GOAL: Copy, from the entries below, each line where the word "Whites" can be found.

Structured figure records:
_____

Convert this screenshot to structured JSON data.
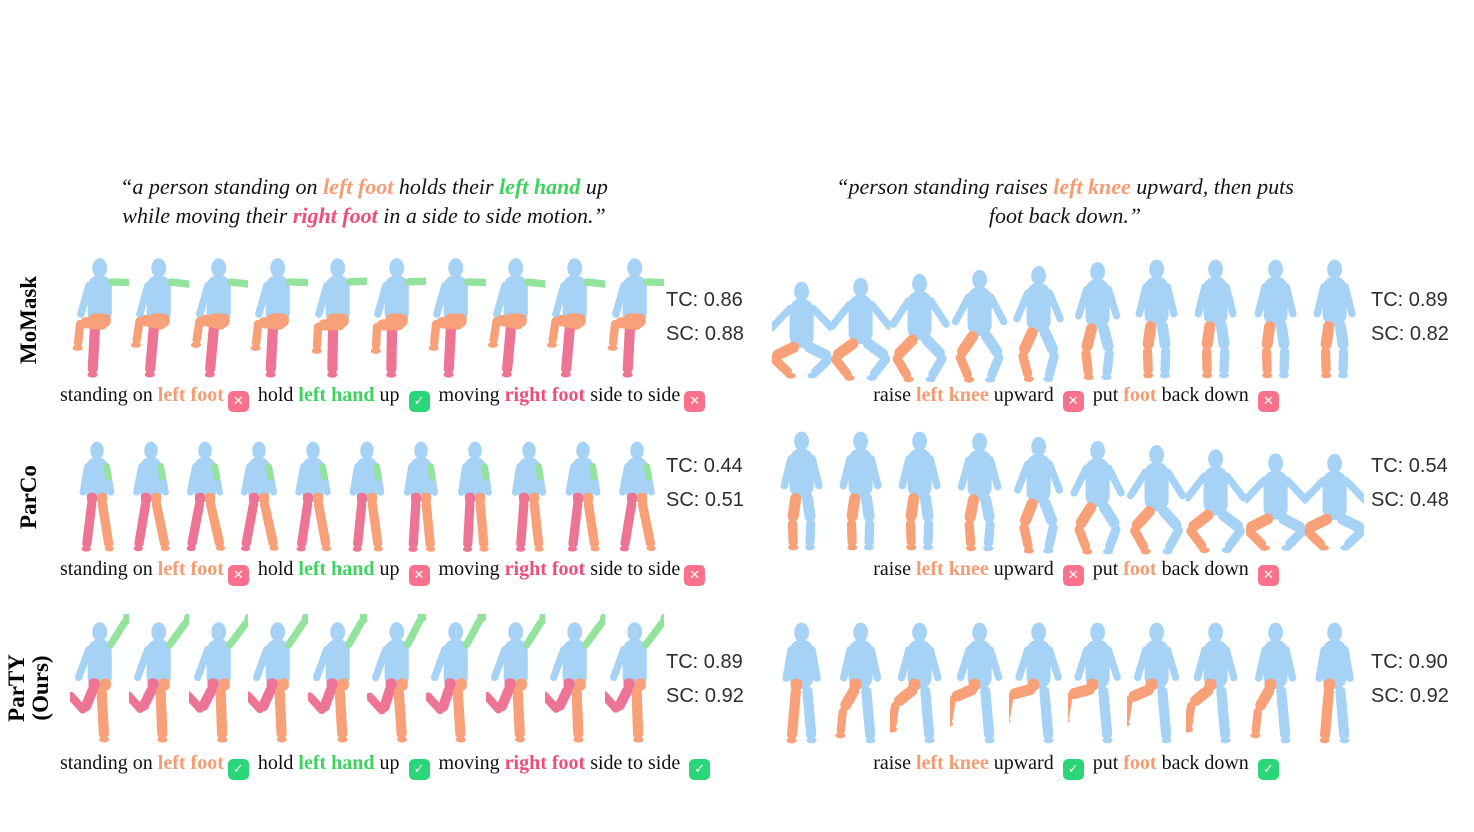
{
  "palette": {
    "body": "#a6d2f5",
    "green": "#93e39c",
    "orange": "#f8a078",
    "pink": "#ee7495",
    "text_orange": "#f89b73",
    "text_green": "#3ed35f",
    "text_pink": "#ef4e7b",
    "icon_cross_bg": "#f9718b",
    "icon_check_bg": "#2bd678",
    "score_text": "#2e2e2e"
  },
  "icons": {
    "cross_glyph": "✕",
    "check_glyph": "✓"
  },
  "quotes": {
    "left": {
      "lines": [
        [
          {
            "t": "“a person standing on "
          },
          {
            "t": "left foot",
            "c": "orange"
          },
          {
            "t": " holds their "
          },
          {
            "t": "left hand",
            "c": "green"
          },
          {
            "t": " up"
          }
        ],
        [
          {
            "t": "while moving their "
          },
          {
            "t": "right foot",
            "c": "pink"
          },
          {
            "t": " in a side to side motion.”"
          }
        ]
      ]
    },
    "right": {
      "lines": [
        [
          {
            "t": "“person standing raises "
          },
          {
            "t": "left knee",
            "c": "orange"
          },
          {
            "t": " upward, then puts"
          }
        ],
        [
          {
            "t": "foot back down.”"
          }
        ]
      ]
    }
  },
  "rows": [
    {
      "label_lines": [
        "MoMask"
      ],
      "panels": [
        {
          "scores": [
            {
              "k": "TC:",
              "v": "0.86"
            },
            {
              "k": "SC:",
              "v": "0.88"
            }
          ],
          "caption": [
            {
              "t": "standing on "
            },
            {
              "t": "left foot",
              "c": "orange"
            },
            {
              "icon": "cross"
            },
            {
              "t": " hold "
            },
            {
              "t": "left hand",
              "c": "green"
            },
            {
              "t": " up "
            },
            {
              "icon": "check"
            },
            {
              "t": " moving "
            },
            {
              "t": "right foot",
              "c": "pink"
            },
            {
              "t": " side to side"
            },
            {
              "icon": "cross"
            }
          ],
          "figures": {
            "pose": "kneeUpArmOut",
            "count": 10
          }
        },
        {
          "scores": [
            {
              "k": "TC:",
              "v": "0.89"
            },
            {
              "k": "SC:",
              "v": "0.82"
            }
          ],
          "caption": [
            {
              "t": "raise "
            },
            {
              "t": "left knee",
              "c": "orange"
            },
            {
              "t": " upward "
            },
            {
              "icon": "cross"
            },
            {
              "t": "  put "
            },
            {
              "t": "foot",
              "c": "orange"
            },
            {
              "t": " back down "
            },
            {
              "icon": "cross"
            }
          ],
          "figures": {
            "pose": "crouchRise",
            "count": 10
          }
        }
      ]
    },
    {
      "label_lines": [
        "ParCo"
      ],
      "panels": [
        {
          "scores": [
            {
              "k": "TC:",
              "v": "0.44"
            },
            {
              "k": "SC:",
              "v": "0.51"
            }
          ],
          "caption": [
            {
              "t": "standing on "
            },
            {
              "t": "left foot",
              "c": "orange"
            },
            {
              "icon": "cross"
            },
            {
              "t": " hold "
            },
            {
              "t": "left hand",
              "c": "green"
            },
            {
              "t": " up "
            },
            {
              "icon": "cross"
            },
            {
              "t": " moving "
            },
            {
              "t": "right foot",
              "c": "pink"
            },
            {
              "t": " side to side"
            },
            {
              "icon": "cross"
            }
          ],
          "figures": {
            "pose": "standTwoTone",
            "count": 11
          }
        },
        {
          "scores": [
            {
              "k": "TC:",
              "v": "0.54"
            },
            {
              "k": "SC:",
              "v": "0.48"
            }
          ],
          "caption": [
            {
              "t": "raise "
            },
            {
              "t": "left knee",
              "c": "orange"
            },
            {
              "t": " upward "
            },
            {
              "icon": "cross"
            },
            {
              "t": "  put "
            },
            {
              "t": "foot",
              "c": "orange"
            },
            {
              "t": " back down "
            },
            {
              "icon": "cross"
            }
          ],
          "figures": {
            "pose": "riseToCrouch",
            "count": 10
          }
        }
      ]
    },
    {
      "label_lines": [
        "ParTY",
        "(Ours)"
      ],
      "panels": [
        {
          "scores": [
            {
              "k": "TC:",
              "v": "0.89"
            },
            {
              "k": "SC:",
              "v": "0.92"
            }
          ],
          "caption": [
            {
              "t": "standing on "
            },
            {
              "t": "left foot",
              "c": "orange"
            },
            {
              "icon": "check"
            },
            {
              "t": " hold "
            },
            {
              "t": "left hand",
              "c": "green"
            },
            {
              "t": " up "
            },
            {
              "icon": "check"
            },
            {
              "t": " moving "
            },
            {
              "t": "right foot",
              "c": "pink"
            },
            {
              "t": " side to side "
            },
            {
              "icon": "check"
            }
          ],
          "figures": {
            "pose": "armUpLegBack",
            "count": 10
          }
        },
        {
          "scores": [
            {
              "k": "TC:",
              "v": "0.90"
            },
            {
              "k": "SC:",
              "v": "0.92"
            }
          ],
          "caption": [
            {
              "t": "raise "
            },
            {
              "t": "left knee",
              "c": "orange"
            },
            {
              "t": " upward "
            },
            {
              "icon": "check"
            },
            {
              "t": "  put "
            },
            {
              "t": "foot",
              "c": "orange"
            },
            {
              "t": " back down "
            },
            {
              "icon": "check"
            }
          ],
          "figures": {
            "pose": "kneeRaiseCycle",
            "count": 10
          }
        }
      ]
    }
  ]
}
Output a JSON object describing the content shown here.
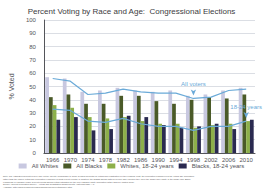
{
  "chart_data": {
    "type": "bar",
    "title": "Percent Voting by Race and Age:  Congressional Elections",
    "ylabel": "% Voted",
    "categories": [
      "1966",
      "1970",
      "1974",
      "1978",
      "1982",
      "1986",
      "1990",
      "1994",
      "1998",
      "2002",
      "2006",
      "2010"
    ],
    "series": [
      {
        "name": "All Whites",
        "color": "#c8c8e0",
        "values": [
          57,
          56,
          46,
          47,
          49,
          47,
          46,
          47,
          43,
          44,
          47,
          49
        ]
      },
      {
        "name": "All Blacks",
        "color": "#4a5a28",
        "values": [
          42,
          44,
          37,
          37,
          43,
          43,
          39,
          37,
          40,
          42,
          41,
          44
        ]
      },
      {
        "name": "Whites, 18-24 years",
        "color": "#8db04a",
        "values": [
          36,
          34,
          27,
          26,
          27,
          24,
          22,
          22,
          19,
          21,
          22,
          24
        ]
      },
      {
        "name": "Blacks, 18-24 years",
        "color": "#2a2a50",
        "values": [
          25,
          27,
          17,
          18,
          28,
          27,
          21,
          19,
          20,
          22,
          18,
          25
        ]
      },
      {
        "type": "line",
        "color": "#6aaad8",
        "values": [
          56,
          54,
          44,
          45,
          48,
          46,
          45,
          45,
          41,
          42,
          47,
          48
        ]
      },
      {
        "type": "line",
        "color": "#6aaad8",
        "values": [
          33,
          32,
          24,
          23,
          26,
          22,
          20,
          20,
          17,
          20,
          20,
          24
        ]
      }
    ],
    "annotations": [
      {
        "text": "All voters",
        "x": "1998",
        "y": 41,
        "color": "#6aaad8"
      },
      {
        "text": "18-24 years",
        "x": "2010",
        "y": 24,
        "color": "#6aaad8"
      }
    ],
    "note": "Note: The estimates presented here may not be directly comparable to some Census products on voting and registration for two reasons. First, the population considered is the voting age population,\nrather than the citizen voting age population examined in most recent reports. In addition, the graphs shows data for people who reported they were the single-race White or the single-race Black,\nregardless of Hispanic origin. Recent reports shows voting estimates for the non-Hispanic White population rather than for Whites alone.\nSource: Current Population Survey - Voting and Registration Supplements, Historical table A-1.\nAvailable: http://www.census.gov/hhes/www/socdemo/voting/index.html",
    "ylim": [
      0,
      100
    ],
    "yticks": [
      0,
      10,
      20,
      30,
      40,
      50,
      60,
      70,
      80,
      90,
      100
    ],
    "grid": true,
    "legend": "bottom"
  }
}
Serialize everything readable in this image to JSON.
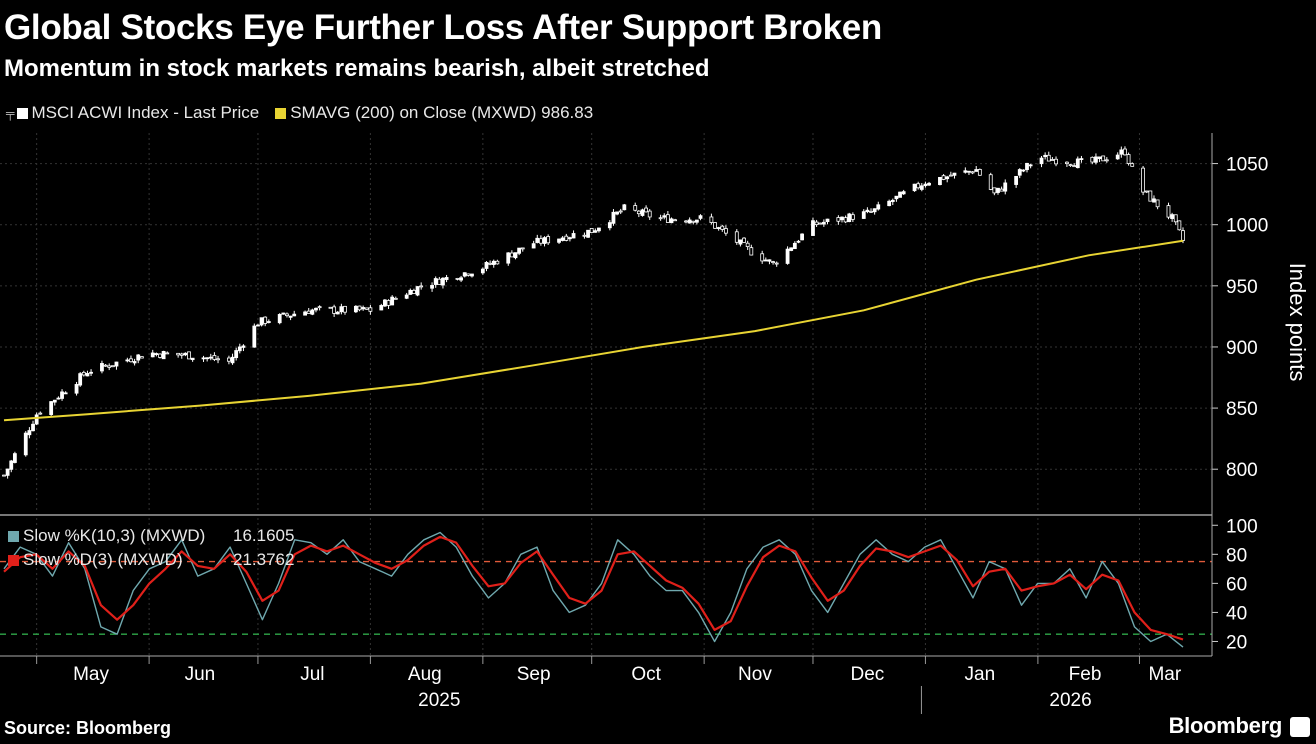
{
  "header": {
    "title": "Global Stocks Eye Further Loss After Support Broken",
    "subtitle": "Momentum in stock markets remains bearish, albeit stretched"
  },
  "legend": {
    "index_label": "MSCI ACWI Index - Last Price",
    "sma_label": "SMAVG (200)  on Close (MXWD) 986.83"
  },
  "lower_legend": {
    "k_label": "Slow %K(10,3) (MXWD)",
    "k_value": "16.1605",
    "d_label": "Slow %D(3) (MXWD)",
    "d_value": "21.3762"
  },
  "footer": {
    "source": "Source: Bloomberg",
    "brand": "Bloomberg"
  },
  "colors": {
    "background": "#000000",
    "candles": "#ffffff",
    "sma": "#e8d433",
    "slow_k": "#6fa8ae",
    "slow_d": "#e0201a",
    "overbought_line": "#e05a3a",
    "oversold_line": "#2fa84a",
    "grid": "#333333"
  },
  "chart_data": [
    {
      "type": "candlestick",
      "ylabel": "Index points",
      "ylim": [
        765,
        1075
      ],
      "yticks": [
        800,
        850,
        900,
        950,
        1000,
        1050
      ],
      "x_months": [
        "May",
        "Jun",
        "Jul",
        "Aug",
        "Sep",
        "Oct",
        "Nov",
        "Dec",
        "Jan",
        "Feb",
        "Mar"
      ],
      "x_years": [
        "2025",
        "2026"
      ],
      "grid": true,
      "series": [
        {
          "name": "MSCI ACWI Index - Last Price",
          "x": [
            "2025-04-22",
            "2025-05-01",
            "2025-05-15",
            "2025-06-01",
            "2025-06-13",
            "2025-06-23",
            "2025-07-01",
            "2025-07-15",
            "2025-08-01",
            "2025-08-15",
            "2025-09-01",
            "2025-09-15",
            "2025-10-01",
            "2025-10-10",
            "2025-10-20",
            "2025-11-01",
            "2025-11-14",
            "2025-11-20",
            "2025-12-01",
            "2025-12-17",
            "2026-01-01",
            "2026-01-15",
            "2026-01-20",
            "2026-02-01",
            "2026-02-15",
            "2026-02-25",
            "2026-03-01",
            "2026-03-10",
            "2026-03-13"
          ],
          "values": [
            795,
            845,
            880,
            895,
            893,
            888,
            920,
            930,
            930,
            950,
            965,
            985,
            995,
            1013,
            1005,
            1005,
            978,
            968,
            1000,
            1010,
            1035,
            1045,
            1025,
            1055,
            1050,
            1060,
            1030,
            1005,
            987
          ]
        },
        {
          "name": "SMAVG (200)  on Close (MXWD)",
          "x": [
            "2025-04-22",
            "2025-05-15",
            "2025-06-15",
            "2025-07-15",
            "2025-08-15",
            "2025-09-15",
            "2025-10-15",
            "2025-11-15",
            "2025-12-15",
            "2026-01-15",
            "2026-02-15",
            "2026-03-13"
          ],
          "values": [
            840,
            845,
            852,
            860,
            870,
            885,
            900,
            913,
            930,
            955,
            975,
            986.83
          ]
        }
      ]
    },
    {
      "type": "line",
      "ylim": [
        10,
        105
      ],
      "yticks": [
        20,
        40,
        60,
        80,
        100
      ],
      "reference_lines": [
        75,
        25
      ],
      "series": [
        {
          "name": "Slow %K(10,3) (MXWD)",
          "values": [
            70,
            85,
            80,
            65,
            88,
            70,
            30,
            25,
            55,
            70,
            75,
            90,
            65,
            70,
            85,
            60,
            35,
            60,
            90,
            88,
            80,
            90,
            75,
            70,
            65,
            80,
            90,
            95,
            85,
            65,
            50,
            60,
            80,
            85,
            55,
            40,
            45,
            60,
            90,
            80,
            65,
            55,
            55,
            40,
            20,
            40,
            70,
            85,
            90,
            80,
            55,
            40,
            60,
            80,
            90,
            80,
            75,
            85,
            90,
            70,
            50,
            75,
            70,
            45,
            60,
            60,
            70,
            50,
            75,
            60,
            30,
            20,
            25,
            16.16
          ]
        },
        {
          "name": "Slow %D(3) (MXWD)",
          "values": [
            68,
            78,
            80,
            70,
            82,
            72,
            45,
            35,
            45,
            60,
            70,
            82,
            72,
            70,
            80,
            68,
            48,
            55,
            80,
            86,
            82,
            86,
            80,
            74,
            70,
            76,
            86,
            92,
            88,
            72,
            58,
            60,
            74,
            82,
            66,
            50,
            46,
            55,
            80,
            82,
            72,
            62,
            57,
            46,
            28,
            34,
            58,
            78,
            86,
            82,
            64,
            48,
            55,
            72,
            84,
            82,
            78,
            82,
            86,
            76,
            58,
            68,
            70,
            55,
            58,
            60,
            66,
            56,
            66,
            62,
            40,
            28,
            25,
            21.38
          ]
        }
      ]
    }
  ]
}
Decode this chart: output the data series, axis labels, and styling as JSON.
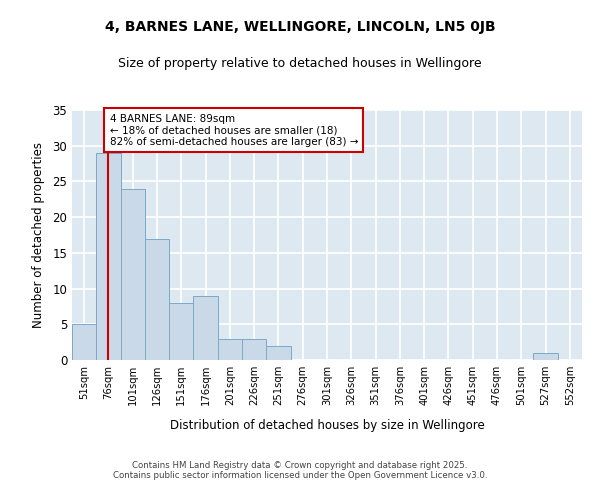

_____

REPLY:
        "name": "All Whites",
        "name": "Whites, 18-24 years",
    "note": "Note: The estimates presented here may not be directly comparable to some Census products on voting and registration for two reasons. First, the population considered is the voting age population,\nrather than the citizen voting age population examined in most recent reports. In addition, the graphs shows data for people who reported they were the single-race White or the single-race Black,\nregardless of Hispanic origin. Recent reports shows voting estimates for the non-Hispanic White population rather than for Whites alone.\nSource: Current Population Survey - Voting and Registration Supplements, Historical table A-1.\nAvailable: http://www.census.gov/hhes/www/socdemo/voting/index.html",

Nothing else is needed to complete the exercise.